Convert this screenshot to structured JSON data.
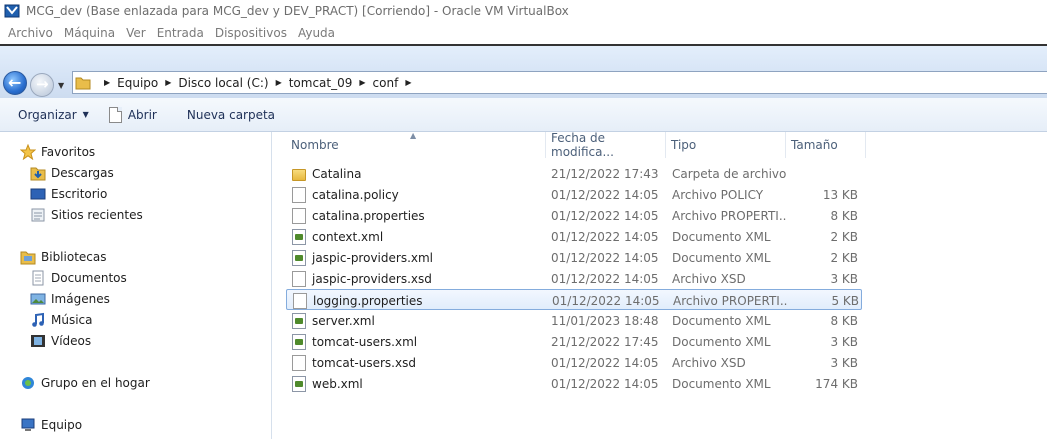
{
  "window": {
    "title": "MCG_dev (Base enlazada para MCG_dev y DEV_PRACT) [Corriendo] - Oracle VM VirtualBox"
  },
  "menu": [
    "Archivo",
    "Máquina",
    "Ver",
    "Entrada",
    "Dispositivos",
    "Ayuda"
  ],
  "address": {
    "crumbs": [
      "Equipo",
      "Disco local (C:)",
      "tomcat_09",
      "conf"
    ]
  },
  "toolbar": {
    "organize_label": "Organizar",
    "open_label": "Abrir",
    "new_folder_label": "Nueva carpeta"
  },
  "nav": {
    "favorites": "Favoritos",
    "downloads": "Descargas",
    "desktop": "Escritorio",
    "recent": "Sitios recientes",
    "libraries": "Bibliotecas",
    "documents": "Documentos",
    "images": "Imágenes",
    "music": "Música",
    "videos": "Vídeos",
    "homegroup": "Grupo en el hogar",
    "computer": "Equipo"
  },
  "columns": {
    "name": "Nombre",
    "date": "Fecha de modifica...",
    "type": "Tipo",
    "size": "Tamaño"
  },
  "files": [
    {
      "name": "Catalina",
      "date": "21/12/2022 17:43",
      "type": "Carpeta de archivos",
      "size": "",
      "icon": "folder-icon"
    },
    {
      "name": "catalina.policy",
      "date": "01/12/2022 14:05",
      "type": "Archivo POLICY",
      "size": "13 KB",
      "icon": "file-icon"
    },
    {
      "name": "catalina.properties",
      "date": "01/12/2022 14:05",
      "type": "Archivo PROPERTI...",
      "size": "8 KB",
      "icon": "file-icon"
    },
    {
      "name": "context.xml",
      "date": "01/12/2022 14:05",
      "type": "Documento XML",
      "size": "2 KB",
      "icon": "xml-file-icon"
    },
    {
      "name": "jaspic-providers.xml",
      "date": "01/12/2022 14:05",
      "type": "Documento XML",
      "size": "2 KB",
      "icon": "xml-file-icon"
    },
    {
      "name": "jaspic-providers.xsd",
      "date": "01/12/2022 14:05",
      "type": "Archivo XSD",
      "size": "3 KB",
      "icon": "file-icon"
    },
    {
      "name": "logging.properties",
      "date": "01/12/2022 14:05",
      "type": "Archivo PROPERTI...",
      "size": "5 KB",
      "icon": "file-icon"
    },
    {
      "name": "server.xml",
      "date": "11/01/2023 18:48",
      "type": "Documento XML",
      "size": "8 KB",
      "icon": "xml-file-icon"
    },
    {
      "name": "tomcat-users.xml",
      "date": "21/12/2022 17:45",
      "type": "Documento XML",
      "size": "3 KB",
      "icon": "xml-file-icon"
    },
    {
      "name": "tomcat-users.xsd",
      "date": "01/12/2022 14:05",
      "type": "Archivo XSD",
      "size": "3 KB",
      "icon": "file-icon"
    },
    {
      "name": "web.xml",
      "date": "01/12/2022 14:05",
      "type": "Documento XML",
      "size": "174 KB",
      "icon": "xml-file-icon"
    }
  ],
  "selected_file": "logging.properties",
  "colors": {
    "selection_border": "#84acdd",
    "selection_fill": "#e1edfc",
    "address_gradient": "#d5e3f5"
  }
}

* * * * * * *

> **Directions**:
Everything in the records above is to be copied exactly, except the pictures.

> **Response to the task**:
Convert this screenshot to structured JSON data.
{
  "window": {
    "title": "MCG_dev (Base enlazada para MCG_dev y DEV_PRACT) [Corriendo] - Oracle VM VirtualBox"
  },
  "menu": [
    "Archivo",
    "Máquina",
    "Ver",
    "Entrada",
    "Dispositivos",
    "Ayuda"
  ],
  "address": {
    "crumbs": [
      "Equipo",
      "Disco local (C:)",
      "tomcat_09",
      "conf"
    ]
  },
  "toolbar": {
    "organize_label": "Organizar",
    "open_label": "Abrir",
    "new_folder_label": "Nueva carpeta"
  },
  "nav": {
    "favorites": "Favoritos",
    "downloads": "Descargas",
    "desktop": "Escritorio",
    "recent": "Sitios recientes",
    "libraries": "Bibliotecas",
    "documents": "Documentos",
    "images": "Imágenes",
    "music": "Música",
    "videos": "Vídeos",
    "homegroup": "Grupo en el hogar",
    "computer": "Equipo"
  },
  "columns": {
    "name": "Nombre",
    "date": "Fecha de modifica...",
    "type": "Tipo",
    "size": "Tamaño"
  },
  "files": [
    {
      "name": "Catalina",
      "date": "21/12/2022 17:43",
      "type": "Carpeta de archivos",
      "size": "",
      "icon": "folder-icon"
    },
    {
      "name": "catalina.policy",
      "date": "01/12/2022 14:05",
      "type": "Archivo POLICY",
      "size": "13 KB",
      "icon": "file-icon"
    },
    {
      "name": "catalina.properties",
      "date": "01/12/2022 14:05",
      "type": "Archivo PROPERTI...",
      "size": "8 KB",
      "icon": "file-icon"
    },
    {
      "name": "context.xml",
      "date": "01/12/2022 14:05",
      "type": "Documento XML",
      "size": "2 KB",
      "icon": "xml-file-icon"
    },
    {
      "name": "jaspic-providers.xml",
      "date": "01/12/2022 14:05",
      "type": "Documento XML",
      "size": "2 KB",
      "icon": "xml-file-icon"
    },
    {
      "name": "jaspic-providers.xsd",
      "date": "01/12/2022 14:05",
      "type": "Archivo XSD",
      "size": "3 KB",
      "icon": "file-icon"
    },
    {
      "name": "logging.properties",
      "date": "01/12/2022 14:05",
      "type": "Archivo PROPERTI...",
      "size": "5 KB",
      "icon": "file-icon"
    },
    {
      "name": "server.xml",
      "date": "11/01/2023 18:48",
      "type": "Documento XML",
      "size": "8 KB",
      "icon": "xml-file-icon"
    },
    {
      "name": "tomcat-users.xml",
      "date": "21/12/2022 17:45",
      "type": "Documento XML",
      "size": "3 KB",
      "icon": "xml-file-icon"
    },
    {
      "name": "tomcat-users.xsd",
      "date": "01/12/2022 14:05",
      "type": "Archivo XSD",
      "size": "3 KB",
      "icon": "file-icon"
    },
    {
      "name": "web.xml",
      "date": "01/12/2022 14:05",
      "type": "Documento XML",
      "size": "174 KB",
      "icon": "xml-file-icon"
    }
  ],
  "selected_file": "logging.properties",
  "colors": {
    "selection_border": "#84acdd",
    "selection_fill": "#e1edfc",
    "address_gradient": "#d5e3f5"
  }
}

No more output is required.